**What you have to do:**
Your task is to output all the records below, word for word.
-- Start Material supplied --
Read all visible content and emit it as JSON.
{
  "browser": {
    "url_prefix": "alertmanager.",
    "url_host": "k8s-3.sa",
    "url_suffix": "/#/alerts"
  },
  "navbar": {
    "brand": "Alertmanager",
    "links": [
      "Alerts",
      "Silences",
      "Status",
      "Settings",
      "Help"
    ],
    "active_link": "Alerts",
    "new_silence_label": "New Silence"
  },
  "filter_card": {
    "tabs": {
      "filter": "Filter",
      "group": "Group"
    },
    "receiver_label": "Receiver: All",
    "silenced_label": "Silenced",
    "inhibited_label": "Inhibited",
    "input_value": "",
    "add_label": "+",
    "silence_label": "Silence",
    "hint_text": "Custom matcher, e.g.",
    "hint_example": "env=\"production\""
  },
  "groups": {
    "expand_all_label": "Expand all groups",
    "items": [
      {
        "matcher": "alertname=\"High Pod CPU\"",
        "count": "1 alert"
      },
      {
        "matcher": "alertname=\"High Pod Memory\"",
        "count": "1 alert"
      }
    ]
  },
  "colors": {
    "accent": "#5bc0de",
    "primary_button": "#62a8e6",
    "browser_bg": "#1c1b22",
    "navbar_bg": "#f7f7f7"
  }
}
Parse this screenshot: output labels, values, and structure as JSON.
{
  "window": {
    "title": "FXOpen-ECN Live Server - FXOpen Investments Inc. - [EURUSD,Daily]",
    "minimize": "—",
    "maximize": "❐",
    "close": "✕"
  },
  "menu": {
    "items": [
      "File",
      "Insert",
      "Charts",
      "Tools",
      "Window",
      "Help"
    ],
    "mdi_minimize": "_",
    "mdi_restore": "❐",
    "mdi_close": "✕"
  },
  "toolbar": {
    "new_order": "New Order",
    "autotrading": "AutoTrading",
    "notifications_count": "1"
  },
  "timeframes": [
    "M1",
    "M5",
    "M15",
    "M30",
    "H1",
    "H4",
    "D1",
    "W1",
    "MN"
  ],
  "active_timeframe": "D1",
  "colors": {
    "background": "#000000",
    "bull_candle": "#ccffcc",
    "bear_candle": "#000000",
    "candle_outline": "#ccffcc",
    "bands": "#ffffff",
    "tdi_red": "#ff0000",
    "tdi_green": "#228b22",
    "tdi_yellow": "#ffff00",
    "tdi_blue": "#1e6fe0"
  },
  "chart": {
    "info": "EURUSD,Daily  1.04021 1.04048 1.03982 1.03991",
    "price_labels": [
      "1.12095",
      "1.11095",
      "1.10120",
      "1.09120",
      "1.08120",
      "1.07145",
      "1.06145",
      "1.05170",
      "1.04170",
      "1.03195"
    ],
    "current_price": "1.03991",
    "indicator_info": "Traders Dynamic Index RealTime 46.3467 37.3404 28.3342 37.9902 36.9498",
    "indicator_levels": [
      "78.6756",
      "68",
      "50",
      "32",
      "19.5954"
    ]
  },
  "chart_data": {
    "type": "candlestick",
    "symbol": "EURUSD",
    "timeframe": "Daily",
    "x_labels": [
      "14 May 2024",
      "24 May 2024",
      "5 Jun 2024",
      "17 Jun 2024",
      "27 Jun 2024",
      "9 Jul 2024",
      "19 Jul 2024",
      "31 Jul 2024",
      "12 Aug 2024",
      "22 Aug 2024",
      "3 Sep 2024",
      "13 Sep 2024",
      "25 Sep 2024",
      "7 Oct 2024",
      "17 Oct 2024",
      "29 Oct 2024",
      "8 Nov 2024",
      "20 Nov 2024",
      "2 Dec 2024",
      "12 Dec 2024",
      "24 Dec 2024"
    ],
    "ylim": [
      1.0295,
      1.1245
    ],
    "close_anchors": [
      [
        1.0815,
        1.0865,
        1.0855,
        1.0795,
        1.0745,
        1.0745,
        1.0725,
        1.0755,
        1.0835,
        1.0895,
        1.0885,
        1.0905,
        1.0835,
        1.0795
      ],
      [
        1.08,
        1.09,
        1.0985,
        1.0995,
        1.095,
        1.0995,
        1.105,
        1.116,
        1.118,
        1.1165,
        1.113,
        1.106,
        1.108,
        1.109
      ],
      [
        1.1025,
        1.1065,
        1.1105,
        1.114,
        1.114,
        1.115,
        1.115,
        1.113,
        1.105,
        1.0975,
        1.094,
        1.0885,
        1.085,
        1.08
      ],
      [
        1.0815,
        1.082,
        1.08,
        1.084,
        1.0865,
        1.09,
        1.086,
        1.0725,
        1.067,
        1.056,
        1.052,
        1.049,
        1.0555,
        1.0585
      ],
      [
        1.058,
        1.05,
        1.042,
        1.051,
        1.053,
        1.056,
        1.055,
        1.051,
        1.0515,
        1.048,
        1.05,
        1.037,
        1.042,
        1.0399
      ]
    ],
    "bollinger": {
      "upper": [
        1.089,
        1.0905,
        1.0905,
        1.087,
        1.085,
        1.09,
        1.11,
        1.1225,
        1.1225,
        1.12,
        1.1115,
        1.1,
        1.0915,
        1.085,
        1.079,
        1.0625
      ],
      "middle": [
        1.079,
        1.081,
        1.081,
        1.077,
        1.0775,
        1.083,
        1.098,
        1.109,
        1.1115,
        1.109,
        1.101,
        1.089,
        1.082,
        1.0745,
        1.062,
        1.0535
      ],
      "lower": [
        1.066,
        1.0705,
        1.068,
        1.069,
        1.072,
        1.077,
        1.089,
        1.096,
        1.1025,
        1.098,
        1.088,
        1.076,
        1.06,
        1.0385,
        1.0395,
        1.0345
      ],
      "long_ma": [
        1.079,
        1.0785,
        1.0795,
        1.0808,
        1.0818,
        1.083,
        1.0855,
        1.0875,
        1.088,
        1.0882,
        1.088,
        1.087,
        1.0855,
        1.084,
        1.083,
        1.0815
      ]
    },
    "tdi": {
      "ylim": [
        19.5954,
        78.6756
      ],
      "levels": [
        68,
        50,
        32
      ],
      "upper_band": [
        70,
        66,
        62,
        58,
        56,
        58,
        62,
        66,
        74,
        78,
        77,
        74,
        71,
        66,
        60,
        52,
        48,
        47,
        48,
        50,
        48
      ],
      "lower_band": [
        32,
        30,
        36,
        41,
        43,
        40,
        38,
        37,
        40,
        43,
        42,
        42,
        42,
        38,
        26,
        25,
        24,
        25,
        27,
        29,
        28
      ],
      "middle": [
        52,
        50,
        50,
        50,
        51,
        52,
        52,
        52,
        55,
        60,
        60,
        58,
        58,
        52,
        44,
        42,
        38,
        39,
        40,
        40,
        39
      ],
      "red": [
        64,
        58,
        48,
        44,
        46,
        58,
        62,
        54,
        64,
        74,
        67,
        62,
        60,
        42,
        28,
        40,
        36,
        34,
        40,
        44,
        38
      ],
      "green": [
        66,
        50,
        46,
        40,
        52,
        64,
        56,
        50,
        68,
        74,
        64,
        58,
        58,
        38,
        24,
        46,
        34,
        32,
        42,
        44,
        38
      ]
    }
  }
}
-- End Material supplied --
**Exercise output:**
Read all visible content and emit it as JSON.
{
  "browser": {
    "url_prefix": "alertmanager.",
    "url_host": "k8s-3.sa",
    "url_suffix": "/#/alerts"
  },
  "navbar": {
    "brand": "Alertmanager",
    "links": [
      "Alerts",
      "Silences",
      "Status",
      "Settings",
      "Help"
    ],
    "active_link": "Alerts",
    "new_silence_label": "New Silence"
  },
  "filter_card": {
    "tabs": {
      "filter": "Filter",
      "group": "Group"
    },
    "receiver_label": "Receiver: All",
    "silenced_label": "Silenced",
    "inhibited_label": "Inhibited",
    "input_value": "",
    "add_label": "+",
    "silence_label": "Silence",
    "hint_text": "Custom matcher, e.g.",
    "hint_example": "env=\"production\""
  },
  "groups": {
    "expand_all_label": "Expand all groups",
    "items": [
      {
        "matcher": "alertname=\"High Pod CPU\"",
        "count": "1 alert"
      },
      {
        "matcher": "alertname=\"High Pod Memory\"",
        "count": "1 alert"
      }
    ]
  },
  "colors": {
    "accent": "#5bc0de",
    "primary_button": "#62a8e6",
    "browser_bg": "#1c1b22",
    "navbar_bg": "#f7f7f7"
  }
}
Parse this screenshot: output labels, values, and structure as JSON.
{
  "window": {
    "title": "FXOpen-ECN Live Server - FXOpen Investments Inc. - [EURUSD,Daily]",
    "minimize": "—",
    "maximize": "❐",
    "close": "✕"
  },
  "menu": {
    "items": [
      "File",
      "Insert",
      "Charts",
      "Tools",
      "Window",
      "Help"
    ],
    "mdi_minimize": "_",
    "mdi_restore": "❐",
    "mdi_close": "✕"
  },
  "toolbar": {
    "new_order": "New Order",
    "autotrading": "AutoTrading",
    "notifications_count": "1"
  },
  "timeframes": [
    "M1",
    "M5",
    "M15",
    "M30",
    "H1",
    "H4",
    "D1",
    "W1",
    "MN"
  ],
  "active_timeframe": "D1",
  "colors": {
    "background": "#000000",
    "bull_candle": "#ccffcc",
    "bear_candle": "#000000",
    "candle_outline": "#ccffcc",
    "bands": "#ffffff",
    "tdi_red": "#ff0000",
    "tdi_green": "#228b22",
    "tdi_yellow": "#ffff00",
    "tdi_blue": "#1e6fe0"
  },
  "chart": {
    "info": "EURUSD,Daily  1.04021 1.04048 1.03982 1.03991",
    "price_labels": [
      "1.12095",
      "1.11095",
      "1.10120",
      "1.09120",
      "1.08120",
      "1.07145",
      "1.06145",
      "1.05170",
      "1.04170",
      "1.03195"
    ],
    "current_price": "1.03991",
    "indicator_info": "Traders Dynamic Index RealTime 46.3467 37.3404 28.3342 37.9902 36.9498",
    "indicator_levels": [
      "78.6756",
      "68",
      "50",
      "32",
      "19.5954"
    ]
  },
  "chart_data": {
    "type": "candlestick",
    "symbol": "EURUSD",
    "timeframe": "Daily",
    "x_labels": [
      "14 May 2024",
      "24 May 2024",
      "5 Jun 2024",
      "17 Jun 2024",
      "27 Jun 2024",
      "9 Jul 2024",
      "19 Jul 2024",
      "31 Jul 2024",
      "12 Aug 2024",
      "22 Aug 2024",
      "3 Sep 2024",
      "13 Sep 2024",
      "25 Sep 2024",
      "7 Oct 2024",
      "17 Oct 2024",
      "29 Oct 2024",
      "8 Nov 2024",
      "20 Nov 2024",
      "2 Dec 2024",
      "12 Dec 2024",
      "24 Dec 2024"
    ],
    "ylim": [
      1.0295,
      1.1245
    ],
    "close_anchors": [
      [
        1.0815,
        1.0865,
        1.0855,
        1.0795,
        1.0745,
        1.0745,
        1.0725,
        1.0755,
        1.0835,
        1.0895,
        1.0885,
        1.0905,
        1.0835,
        1.0795
      ],
      [
        1.08,
        1.09,
        1.0985,
        1.0995,
        1.095,
        1.0995,
        1.105,
        1.116,
        1.118,
        1.1165,
        1.113,
        1.106,
        1.108,
        1.109
      ],
      [
        1.1025,
        1.1065,
        1.1105,
        1.114,
        1.114,
        1.115,
        1.115,
        1.113,
        1.105,
        1.0975,
        1.094,
        1.0885,
        1.085,
        1.08
      ],
      [
        1.0815,
        1.082,
        1.08,
        1.084,
        1.0865,
        1.09,
        1.086,
        1.0725,
        1.067,
        1.056,
        1.052,
        1.049,
        1.0555,
        1.0585
      ],
      [
        1.058,
        1.05,
        1.042,
        1.051,
        1.053,
        1.056,
        1.055,
        1.051,
        1.0515,
        1.048,
        1.05,
        1.037,
        1.042,
        1.0399
      ]
    ],
    "bollinger": {
      "upper": [
        1.089,
        1.0905,
        1.0905,
        1.087,
        1.085,
        1.09,
        1.11,
        1.1225,
        1.1225,
        1.12,
        1.1115,
        1.1,
        1.0915,
        1.085,
        1.079,
        1.0625
      ],
      "middle": [
        1.079,
        1.081,
        1.081,
        1.077,
        1.0775,
        1.083,
        1.098,
        1.109,
        1.1115,
        1.109,
        1.101,
        1.089,
        1.082,
        1.0745,
        1.062,
        1.0535
      ],
      "lower": [
        1.066,
        1.0705,
        1.068,
        1.069,
        1.072,
        1.077,
        1.089,
        1.096,
        1.1025,
        1.098,
        1.088,
        1.076,
        1.06,
        1.0385,
        1.0395,
        1.0345
      ],
      "long_ma": [
        1.079,
        1.0785,
        1.0795,
        1.0808,
        1.0818,
        1.083,
        1.0855,
        1.0875,
        1.088,
        1.0882,
        1.088,
        1.087,
        1.0855,
        1.084,
        1.083,
        1.0815
      ]
    },
    "tdi": {
      "ylim": [
        19.5954,
        78.6756
      ],
      "levels": [
        68,
        50,
        32
      ],
      "upper_band": [
        70,
        66,
        62,
        58,
        56,
        58,
        62,
        66,
        74,
        78,
        77,
        74,
        71,
        66,
        60,
        52,
        48,
        47,
        48,
        50,
        48
      ],
      "lower_band": [
        32,
        30,
        36,
        41,
        43,
        40,
        38,
        37,
        40,
        43,
        42,
        42,
        42,
        38,
        26,
        25,
        24,
        25,
        27,
        29,
        28
      ],
      "middle": [
        52,
        50,
        50,
        50,
        51,
        52,
        52,
        52,
        55,
        60,
        60,
        58,
        58,
        52,
        44,
        42,
        38,
        39,
        40,
        40,
        39
      ],
      "red": [
        64,
        58,
        48,
        44,
        46,
        58,
        62,
        54,
        64,
        74,
        67,
        62,
        60,
        42,
        28,
        40,
        36,
        34,
        40,
        44,
        38
      ],
      "green": [
        66,
        50,
        46,
        40,
        52,
        64,
        56,
        50,
        68,
        74,
        64,
        58,
        58,
        38,
        24,
        46,
        34,
        32,
        42,
        44,
        38
      ]
    }
  }
}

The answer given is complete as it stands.